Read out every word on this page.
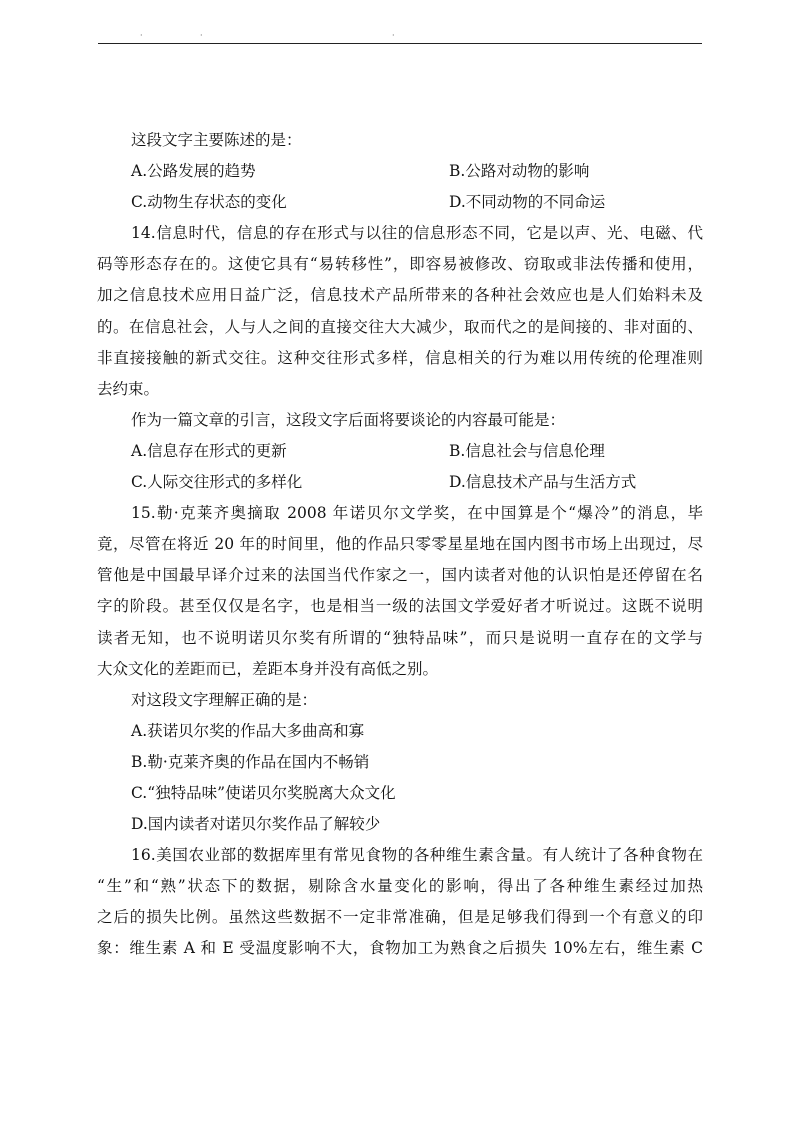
·	·	·
这段文字主要陈述的是：
A.公路发展的趋势	B.公路对动物的影响
C.动物生存状态的变化	D.不同动物的不同命运
14.信息时代，信息的存在形式与以往的信息形态不同，它是以声、光、电磁、代
码等形态存在的。这使它具有“易转移性”，即容易被修改、窃取或非法传播和使用，
加之信息技术应用日益广泛，信息技术产品所带来的各种社会效应也是人们始料未及
的。在信息社会，人与人之间的直接交往大大减少，取而代之的是间接的、非对面的、
非直接接触的新式交往。这种交往形式多样，信息相关的行为难以用传统的伦理准则
去约束。
作为一篇文章的引言，这段文字后面将要谈论的内容最可能是：
A.信息存在形式的更新	B.信息社会与信息伦理
C.人际交往形式的多样化	D.信息技术产品与生活方式
15.勒·克莱齐奥摘取 2008 年诺贝尔文学奖，在中国算是个“爆冷”的消息，毕
竟，尽管在将近 20 年的时间里，他的作品只零零星星地在国内图书市场上出现过，尽
管他是中国最早译介过来的法国当代作家之一，国内读者对他的认识怕是还停留在名
字的阶段。甚至仅仅是名字，也是相当一级的法国文学爱好者才听说过。这既不说明
读者无知，也不说明诺贝尔奖有所谓的“独特品味”，而只是说明一直存在的文学与
大众文化的差距而已，差距本身并没有高低之别。
对这段文字理解正确的是：
A.获诺贝尔奖的作品大多曲高和寡
B.勒·克莱齐奥的作品在国内不畅销
C.“独特品味”使诺贝尔奖脱离大众文化
D.国内读者对诺贝尔奖作品了解较少
16.美国农业部的数据库里有常见食物的各种维生素含量。有人统计了各种食物在
“生”和“熟”状态下的数据，剔除含水量变化的影响，得出了各种维生素经过加热
之后的损失比例。虽然这些数据不一定非常准确，但是足够我们得到一个有意义的印
象：维生素 A 和 E 受温度影响不大，食物加工为熟食之后损失 10%左右，维生素 C
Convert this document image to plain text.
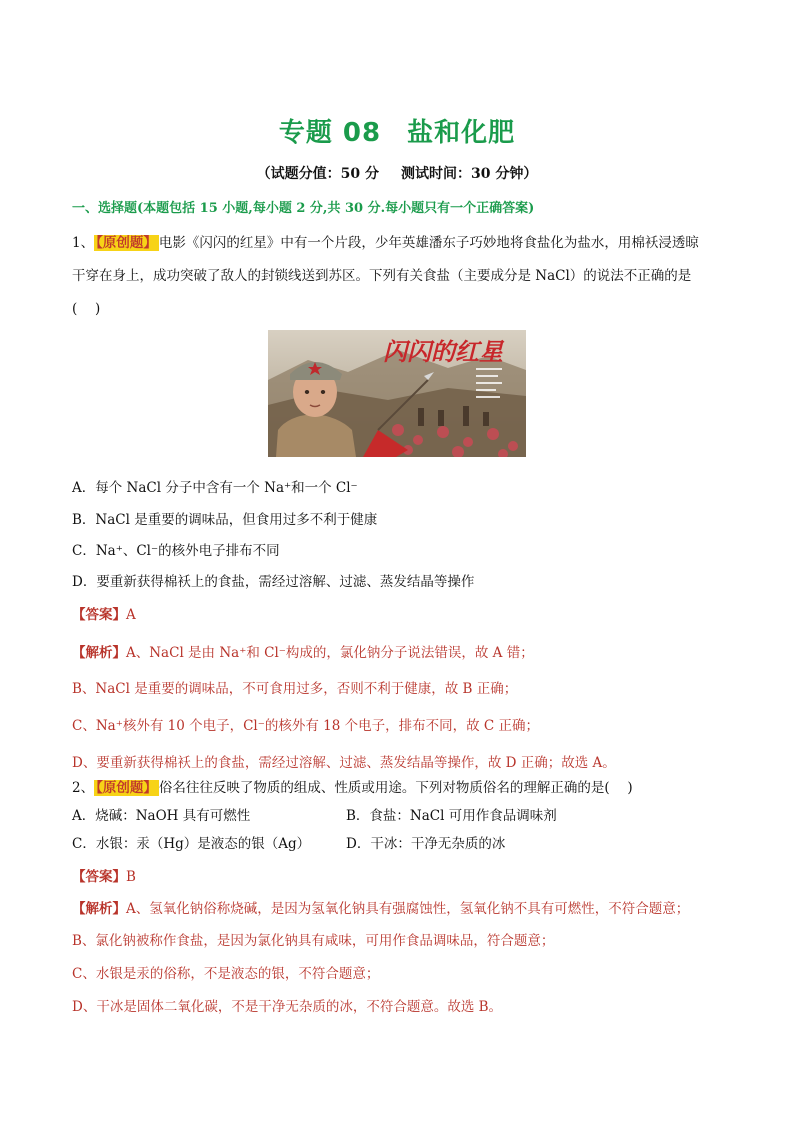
专题 08 盐和化肥
（试题分值：50 分 测试时间：30 分钟）
一、选择题(本题包括 15 小题,每小题 2 分,共 30 分.每小题只有一个正确答案)
1、 【原创题】 电影《闪闪的红星》中有一个片段，少年英雄潘东子巧妙地将食盐化为盐水，用棉袄浸透晾
干穿在身上，成功突破了敌人的封锁线送到苏区。下列有关食盐（主要成分是 NaCl）的说法不正确的是
(　 )
闪闪的红星
A．每个 NaCl 分子中含有一个 Na⁺和一个 Cl⁻
B．NaCl 是重要的调味品，但食用过多不利于健康
C．Na⁺、Cl⁻的核外电子排布不同
D．要重新获得棉袄上的食盐，需经过溶解、过滤、蒸发结晶等操作
【答案】A
【解析】A、NaCl 是由 Na⁺和 Cl⁻构成的，氯化钠分子说法错误，故 A 错；
B、NaCl 是重要的调味品，不可食用过多，否则不利于健康，故 B 正确；
C、Na⁺核外有 10 个电子，Cl⁻的核外有 18 个电子，排布不同，故 C 正确；
D、要重新获得棉袄上的食盐，需经过溶解、过滤、蒸发结晶等操作，故 D 正确；故选 A。
2、 【原创题】 俗名往往反映了物质的组成、性质或用途。下列对物质俗名的理解正确的是(　 )
A．烧碱：NaOH 具有可燃性	B．食盐：NaCl 可用作食品调味剂
C．水银：汞（Hg）是液态的银（Ag）	D．干冰：干净无杂质的冰
【答案】B
【解析】A、氢氧化钠俗称烧碱，是因为氢氧化钠具有强腐蚀性，氢氧化钠不具有可燃性，不符合题意；
B、氯化钠被称作食盐，是因为氯化钠具有咸味，可用作食品调味品，符合题意；
C、水银是汞的俗称，不是液态的银，不符合题意；
D、干冰是固体二氧化碳，不是干净无杂质的冰，不符合题意。故选 B。
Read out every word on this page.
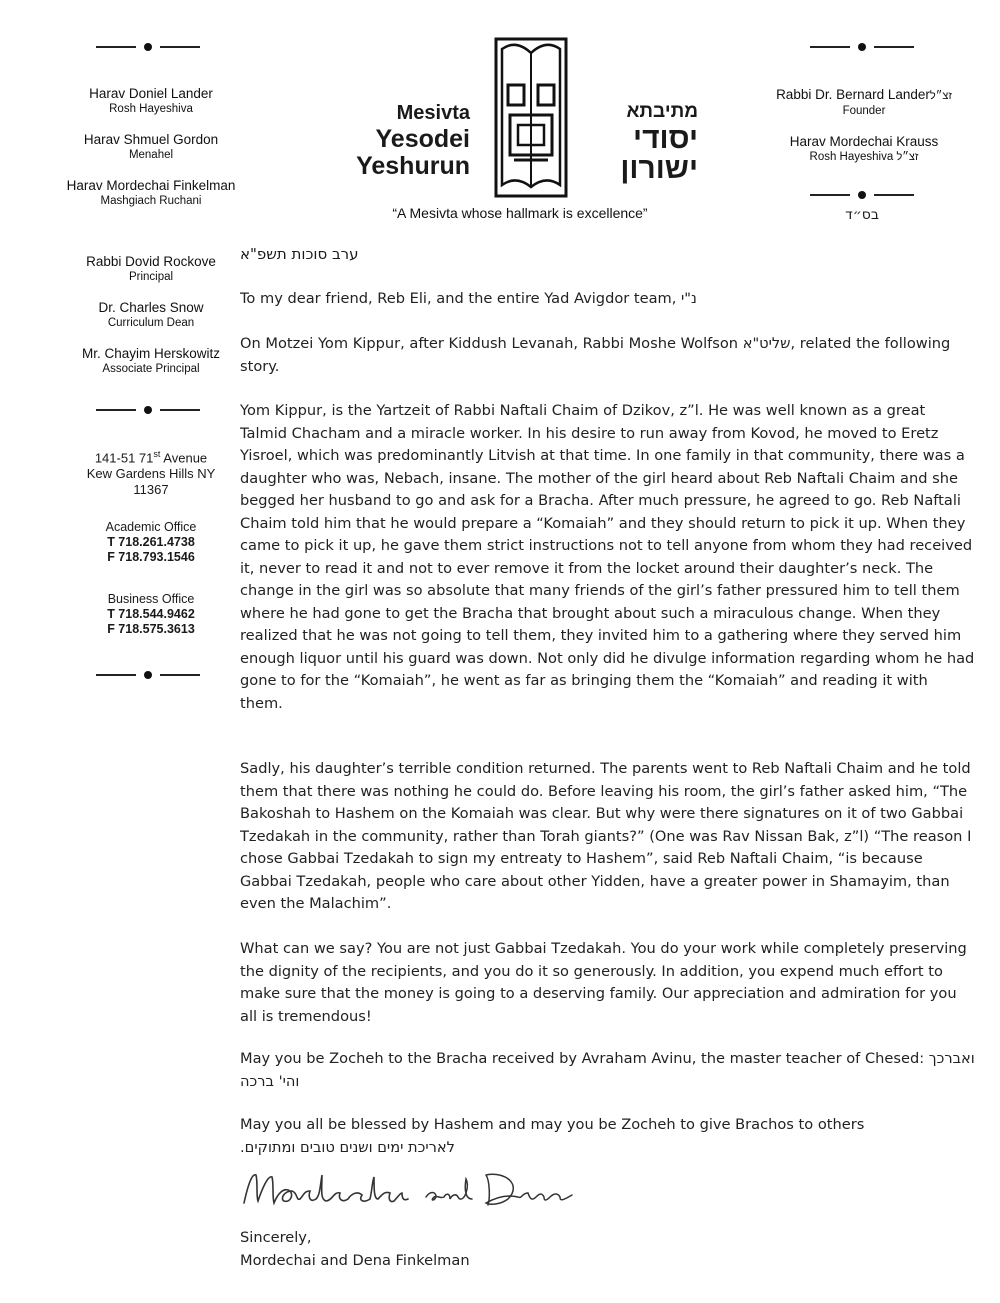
Harav Doniel Lander
Rosh Hayeshiva
Harav Shmuel Gordon
Menahel
Harav Mordechai Finkelman
Mashgiach Ruchani
Rabbi Dovid Rockove
Principal
Dr. Charles Snow
Curriculum Dean
Mr. Chayim Herskowitz
Associate Principal
141-51 71st Avenue
Kew Gardens Hills NY
11367
Academic Office
T 718.261.4738
F 718.793.1546
Business Office
T 718.544.9462
F 718.575.3613
Mesivta
Yesodei
Yeshurun
מתיבתא
יסודי
ישורון
“A Mesivta whose hallmark is excellence”
Rabbi Dr. Bernard Landerזצ״ל
Founder
Harav Mordechai Krauss
Rosh Hayeshiva זצ״ל
בס״ד
ערב סוכות תשפ"א

To my dear friend, Reb Eli, and the entire Yad Avigdor team, נ"י

On Motzei Yom Kippur, after Kiddush Levanah, Rabbi Moshe Wolfson שליט"א, related the following story.

Yom Kippur, is the Yartzeit of Rabbi Naftali Chaim of Dzikov, z”l. He was well known as a great Talmid Chacham and a miracle worker. In his desire to run away from Kovod, he moved to Eretz Yisroel, which was predominantly Litvish at that time. In one family in that community, there was a daughter who was, Nebach, insane. The mother of the girl heard about Reb Naftali Chaim and she begged her husband to go and ask for a Bracha. After much pressure, he agreed to go. Reb Naftali Chaim told him that he would prepare a “Komaiah” and they should return to pick it up. When they came to pick it up, he gave them strict instructions not to tell anyone from whom they had received it, never to read it and not to ever remove it from the locket around their daughter’s neck. The change in the girl was so absolute that many friends of the girl’s father pressured him to tell them where he had gone to get the Bracha that brought about such a miraculous change. When they realized that he was not going to tell them, they invited him to a gathering where they served him enough liquor until his guard was down. Not only did he divulge information regarding whom he had gone to for the “Komaiah”, he went as far as bringing them the “Komaiah” and reading it with them.

Sadly, his daughter’s terrible condition returned. The parents went to Reb Naftali Chaim and he told them that there was nothing he could do. Before leaving his room, the girl’s father asked him, “The Bakoshah to Hashem on the Komaiah was clear. But why were there signatures on it of two Gabbai Tzedakah in the community, rather than Torah giants?” (One was Rav Nissan Bak, z”l) “The reason I chose Gabbai Tzedakah to sign my entreaty to Hashem”, said Reb Naftali Chaim, “is because Gabbai Tzedakah, people who care about other Yidden, have a greater power in Shamayim, than even the Malachim”.

What can we say? You are not just Gabbai Tzedakah. You do your work while completely preserving the dignity of the recipients, and you do it so generously. In addition, you expend much effort to make sure that the money is going to a deserving family. Our appreciation and admiration for you all is tremendous!

May you be Zocheh to the Bracha received by Avraham Avinu, the master teacher of Chesed: ואברכך והי' ברכה

May you all be blessed by Hashem and may you be Zocheh to give Brachos to others

לאריכת ימים ושנים טובים ומתוקים.

Sincerely,

Mordechai and Dena Finkelman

________________

Repeat the records above exactly, leaving out any pictures they contain.

#### EXERCISE SOLUTION:
Read out every word on this page.
·	·	·
这段文字主要陈述的是：
A.公路发展的趋势	B.公路对动物的影响
C.动物生存状态的变化	D.不同动物的不同命运
14.信息时代，信息的存在形式与以往的信息形态不同，它是以声、光、电磁、代
码等形态存在的。这使它具有“易转移性”，即容易被修改、窃取或非法传播和使用，
加之信息技术应用日益广泛，信息技术产品所带来的各种社会效应也是人们始料未及
的。在信息社会，人与人之间的直接交往大大减少，取而代之的是间接的、非对面的、
非直接接触的新式交往。这种交往形式多样，信息相关的行为难以用传统的伦理准则
去约束。
作为一篇文章的引言，这段文字后面将要谈论的内容最可能是：
A.信息存在形式的更新	B.信息社会与信息伦理
C.人际交往形式的多样化	D.信息技术产品与生活方式
15.勒·克莱齐奥摘取 2008 年诺贝尔文学奖，在中国算是个“爆冷”的消息，毕
竟，尽管在将近 20 年的时间里，他的作品只零零星星地在国内图书市场上出现过，尽
管他是中国最早译介过来的法国当代作家之一，国内读者对他的认识怕是还停留在名
字的阶段。甚至仅仅是名字，也是相当一级的法国文学爱好者才听说过。这既不说明
读者无知，也不说明诺贝尔奖有所谓的“独特品味”，而只是说明一直存在的文学与
大众文化的差距而已，差距本身并没有高低之别。
对这段文字理解正确的是：
A.获诺贝尔奖的作品大多曲高和寡
B.勒·克莱齐奥的作品在国内不畅销
C.“独特品味”使诺贝尔奖脱离大众文化
D.国内读者对诺贝尔奖作品了解较少
16.美国农业部的数据库里有常见食物的各种维生素含量。有人统计了各种食物在
“生”和“熟”状态下的数据，剔除含水量变化的影响，得出了各种维生素经过加热
之后的损失比例。虽然这些数据不一定非常准确，但是足够我们得到一个有意义的印
象：维生素 A 和 E 受温度影响不大，食物加工为熟食之后损失 10%左右，维生素 C
Convert this document image to plain text.
专题 08 盐和化肥
（试题分值：50 分 测试时间：30 分钟）
一、选择题(本题包括 15 小题,每小题 2 分,共 30 分.每小题只有一个正确答案)
1、 【原创题】 电影《闪闪的红星》中有一个片段，少年英雄潘东子巧妙地将食盐化为盐水，用棉袄浸透晾
干穿在身上，成功突破了敌人的封锁线送到苏区。下列有关食盐（主要成分是 NaCl）的说法不正确的是
(　 )
闪闪的红星
A．每个 NaCl 分子中含有一个 Na⁺和一个 Cl⁻
B．NaCl 是重要的调味品，但食用过多不利于健康
C．Na⁺、Cl⁻的核外电子排布不同
D．要重新获得棉袄上的食盐，需经过溶解、过滤、蒸发结晶等操作
【答案】A
【解析】A、NaCl 是由 Na⁺和 Cl⁻构成的，氯化钠分子说法错误，故 A 错；
B、NaCl 是重要的调味品，不可食用过多，否则不利于健康，故 B 正确；
C、Na⁺核外有 10 个电子，Cl⁻的核外有 18 个电子，排布不同，故 C 正确；
D、要重新获得棉袄上的食盐，需经过溶解、过滤、蒸发结晶等操作，故 D 正确；故选 A。
2、 【原创题】 俗名往往反映了物质的组成、性质或用途。下列对物质俗名的理解正确的是(　 )
A．烧碱：NaOH 具有可燃性	B．食盐：NaCl 可用作食品调味剂
C．水银：汞（Hg）是液态的银（Ag）	D．干冰：干净无杂质的冰
【答案】B
【解析】A、氢氧化钠俗称烧碱，是因为氢氧化钠具有强腐蚀性，氢氧化钠不具有可燃性，不符合题意；
B、氯化钠被称作食盐，是因为氯化钠具有咸味，可用作食品调味品，符合题意；
C、水银是汞的俗称，不是液态的银，不符合题意；
D、干冰是固体二氧化碳，不是干净无杂质的冰，不符合题意。故选 B。
Read out every word on this page.
Harav Doniel Lander
Rosh Hayeshiva
Harav Shmuel Gordon
Menahel
Harav Mordechai Finkelman
Mashgiach Ruchani
Rabbi Dovid Rockove
Principal
Dr. Charles Snow
Curriculum Dean
Mr. Chayim Herskowitz
Associate Principal
141-51 71st Avenue
Kew Gardens Hills NY
11367
Academic Office
T 718.261.4738
F 718.793.1546
Business Office
T 718.544.9462
F 718.575.3613
Mesivta
Yesodei
Yeshurun
מתיבתא
יסודי
ישורון
“A Mesivta whose hallmark is excellence”
Rabbi Dr. Bernard Landerזצ״ל
Founder
Harav Mordechai Krauss
Rosh Hayeshiva זצ״ל
בס״ד
ערב סוכות תשפ"א

To my dear friend, Reb Eli, and the entire Yad Avigdor team, נ"י

On Motzei Yom Kippur, after Kiddush Levanah, Rabbi Moshe Wolfson שליט"א, related the following story.

Yom Kippur, is the Yartzeit of Rabbi Naftali Chaim of Dzikov, z”l. He was well known as a great Talmid Chacham and a miracle worker. In his desire to run away from Kovod, he moved to Eretz Yisroel, which was predominantly Litvish at that time. In one family in that community, there was a daughter who was, Nebach, insane. The mother of the girl heard about Reb Naftali Chaim and she begged her husband to go and ask for a Bracha. After much pressure, he agreed to go. Reb Naftali Chaim told him that he would prepare a “Komaiah” and they should return to pick it up. When they came to pick it up, he gave them strict instructions not to tell anyone from whom they had received it, never to read it and not to ever remove it from the locket around their daughter’s neck. The change in the girl was so absolute that many friends of the girl’s father pressured him to tell them where he had gone to get the Bracha that brought about such a miraculous change. When they realized that he was not going to tell them, they invited him to a gathering where they served him enough liquor until his guard was down. Not only did he divulge information regarding whom he had gone to for the “Komaiah”, he went as far as bringing them the “Komaiah” and reading it with them.

Sadly, his daughter’s terrible condition returned. The parents went to Reb Naftali Chaim and he told them that there was nothing he could do. Before leaving his room, the girl’s father asked him, “The Bakoshah to Hashem on the Komaiah was clear. But why were there signatures on it of two Gabbai Tzedakah in the community, rather than Torah giants?” (One was Rav Nissan Bak, z”l) “The reason I chose Gabbai Tzedakah to sign my entreaty to Hashem”, said Reb Naftali Chaim, “is because Gabbai Tzedakah, people who care about other Yidden, have a greater power in Shamayim, than even the Malachim”.

What can we say? You are not just Gabbai Tzedakah. You do your work while completely preserving the dignity of the recipients, and you do it so generously. In addition, you expend much effort to make sure that the money is going to a deserving family. Our appreciation and admiration for you all is tremendous!

May you be Zocheh to the Bracha received by Avraham Avinu, the master teacher of Chesed: ואברכך והי' ברכה

May you all be blessed by Hashem and may you be Zocheh to give Brachos to others

לאריכת ימים ושנים טובים ומתוקים.

Sincerely,

Mordechai and Dena Finkelman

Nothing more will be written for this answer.